[Set task] Beginning at the line that contains "Parse this screenshot: output" and ending at the last line of the entries, write out each line exactly; include nothing outside that span.

[Exercise inputs]
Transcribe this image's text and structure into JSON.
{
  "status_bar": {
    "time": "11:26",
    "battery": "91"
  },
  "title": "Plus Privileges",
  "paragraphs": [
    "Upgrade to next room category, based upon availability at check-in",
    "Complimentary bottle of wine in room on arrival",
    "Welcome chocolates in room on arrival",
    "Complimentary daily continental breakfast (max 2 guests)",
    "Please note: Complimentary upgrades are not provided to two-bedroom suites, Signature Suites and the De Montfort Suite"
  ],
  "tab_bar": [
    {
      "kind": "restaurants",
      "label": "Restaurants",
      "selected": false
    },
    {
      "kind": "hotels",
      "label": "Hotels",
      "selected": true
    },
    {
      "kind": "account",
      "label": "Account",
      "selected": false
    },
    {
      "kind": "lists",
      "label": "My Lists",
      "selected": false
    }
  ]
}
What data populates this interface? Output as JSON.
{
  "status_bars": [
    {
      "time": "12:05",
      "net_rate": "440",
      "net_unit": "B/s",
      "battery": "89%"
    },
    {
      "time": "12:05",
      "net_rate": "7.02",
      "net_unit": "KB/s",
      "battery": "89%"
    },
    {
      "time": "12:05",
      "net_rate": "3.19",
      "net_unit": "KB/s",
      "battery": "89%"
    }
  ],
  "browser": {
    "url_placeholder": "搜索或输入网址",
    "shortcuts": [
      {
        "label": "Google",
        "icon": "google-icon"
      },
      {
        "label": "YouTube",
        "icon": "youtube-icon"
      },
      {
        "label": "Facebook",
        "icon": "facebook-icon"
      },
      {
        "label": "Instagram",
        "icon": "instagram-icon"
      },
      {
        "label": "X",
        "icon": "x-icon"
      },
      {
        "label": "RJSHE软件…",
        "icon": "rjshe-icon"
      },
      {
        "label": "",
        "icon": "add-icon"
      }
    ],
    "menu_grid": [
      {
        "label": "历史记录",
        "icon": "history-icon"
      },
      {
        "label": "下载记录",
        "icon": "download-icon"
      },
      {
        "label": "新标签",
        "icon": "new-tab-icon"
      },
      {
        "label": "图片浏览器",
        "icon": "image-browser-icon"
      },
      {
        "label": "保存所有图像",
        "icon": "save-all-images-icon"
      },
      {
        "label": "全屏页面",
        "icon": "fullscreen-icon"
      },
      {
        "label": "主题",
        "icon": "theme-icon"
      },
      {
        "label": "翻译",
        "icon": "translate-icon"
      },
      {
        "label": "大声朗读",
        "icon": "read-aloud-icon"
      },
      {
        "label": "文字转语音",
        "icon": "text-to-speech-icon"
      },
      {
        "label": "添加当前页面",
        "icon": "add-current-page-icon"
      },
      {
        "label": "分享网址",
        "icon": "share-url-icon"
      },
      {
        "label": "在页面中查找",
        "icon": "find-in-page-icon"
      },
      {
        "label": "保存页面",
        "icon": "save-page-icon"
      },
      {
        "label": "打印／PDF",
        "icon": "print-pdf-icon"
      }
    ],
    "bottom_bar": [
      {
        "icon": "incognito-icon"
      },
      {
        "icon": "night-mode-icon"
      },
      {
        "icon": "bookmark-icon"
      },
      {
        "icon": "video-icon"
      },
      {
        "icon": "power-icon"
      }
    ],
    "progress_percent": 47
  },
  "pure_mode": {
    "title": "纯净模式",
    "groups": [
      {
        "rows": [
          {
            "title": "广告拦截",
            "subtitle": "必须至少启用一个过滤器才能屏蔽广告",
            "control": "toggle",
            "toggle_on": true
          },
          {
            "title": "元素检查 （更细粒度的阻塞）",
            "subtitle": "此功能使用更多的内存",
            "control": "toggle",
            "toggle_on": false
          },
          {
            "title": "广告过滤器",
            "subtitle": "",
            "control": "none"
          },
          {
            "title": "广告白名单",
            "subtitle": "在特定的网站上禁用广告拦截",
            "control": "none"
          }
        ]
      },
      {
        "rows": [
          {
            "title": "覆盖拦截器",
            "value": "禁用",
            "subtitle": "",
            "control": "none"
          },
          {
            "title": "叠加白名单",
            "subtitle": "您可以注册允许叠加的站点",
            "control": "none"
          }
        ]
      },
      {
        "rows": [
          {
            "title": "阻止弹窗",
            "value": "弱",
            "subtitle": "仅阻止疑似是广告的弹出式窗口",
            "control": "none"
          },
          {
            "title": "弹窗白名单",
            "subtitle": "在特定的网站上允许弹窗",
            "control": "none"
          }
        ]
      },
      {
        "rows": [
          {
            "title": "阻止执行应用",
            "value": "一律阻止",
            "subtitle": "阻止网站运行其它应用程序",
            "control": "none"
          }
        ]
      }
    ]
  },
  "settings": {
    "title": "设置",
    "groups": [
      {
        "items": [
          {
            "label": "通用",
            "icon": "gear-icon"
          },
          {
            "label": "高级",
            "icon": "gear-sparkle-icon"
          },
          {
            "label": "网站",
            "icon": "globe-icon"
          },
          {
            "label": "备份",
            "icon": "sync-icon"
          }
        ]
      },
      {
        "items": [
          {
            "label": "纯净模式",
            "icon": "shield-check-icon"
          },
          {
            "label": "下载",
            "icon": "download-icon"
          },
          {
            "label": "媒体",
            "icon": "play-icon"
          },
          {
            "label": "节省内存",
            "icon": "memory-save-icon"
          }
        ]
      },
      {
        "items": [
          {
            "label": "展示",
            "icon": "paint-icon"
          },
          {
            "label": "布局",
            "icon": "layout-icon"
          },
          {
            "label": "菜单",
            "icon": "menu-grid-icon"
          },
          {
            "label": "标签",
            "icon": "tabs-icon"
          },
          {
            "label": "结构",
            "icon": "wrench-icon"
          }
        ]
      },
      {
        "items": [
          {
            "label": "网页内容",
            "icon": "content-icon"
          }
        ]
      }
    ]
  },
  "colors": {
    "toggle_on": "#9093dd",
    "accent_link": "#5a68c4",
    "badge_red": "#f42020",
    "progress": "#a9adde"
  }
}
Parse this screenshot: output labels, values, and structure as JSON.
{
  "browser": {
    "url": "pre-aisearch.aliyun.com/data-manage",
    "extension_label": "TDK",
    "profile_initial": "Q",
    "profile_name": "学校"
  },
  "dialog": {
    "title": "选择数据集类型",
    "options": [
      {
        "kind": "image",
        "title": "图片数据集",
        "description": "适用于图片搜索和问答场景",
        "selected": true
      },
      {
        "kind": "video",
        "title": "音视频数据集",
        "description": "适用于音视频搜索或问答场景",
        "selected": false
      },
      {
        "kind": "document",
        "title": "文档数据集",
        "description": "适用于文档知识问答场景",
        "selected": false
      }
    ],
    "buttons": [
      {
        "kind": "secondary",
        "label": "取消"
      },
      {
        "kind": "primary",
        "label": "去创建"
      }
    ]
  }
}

[Written response]
Parse this screenshot: output labels, values, and structure as JSON.
{
  "browser": {
    "url": "pre-aisearch.aliyun.com/data-manage",
    "extension_label": "TDK",
    "profile_initial": "Q",
    "profile_name": "学校"
  },
  "dialog": {
    "title": "选择数据集类型",
    "options": [
      {
        "kind": "image",
        "title": "图片数据集",
        "description": "适用于图片搜索和问答场景",
        "selected": true
      },
      {
        "kind": "video",
        "title": "音视频数据集",
        "description": "适用于音视频搜索或问答场景",
        "selected": false
      },
      {
        "kind": "document",
        "title": "文档数据集",
        "description": "适用于文档知识问答场景",
        "selected": false
      }
    ],
    "buttons": [
      {
        "kind": "secondary",
        "label": "取消"
      },
      {
        "kind": "primary",
        "label": "去创建"
      }
    ]
  }
}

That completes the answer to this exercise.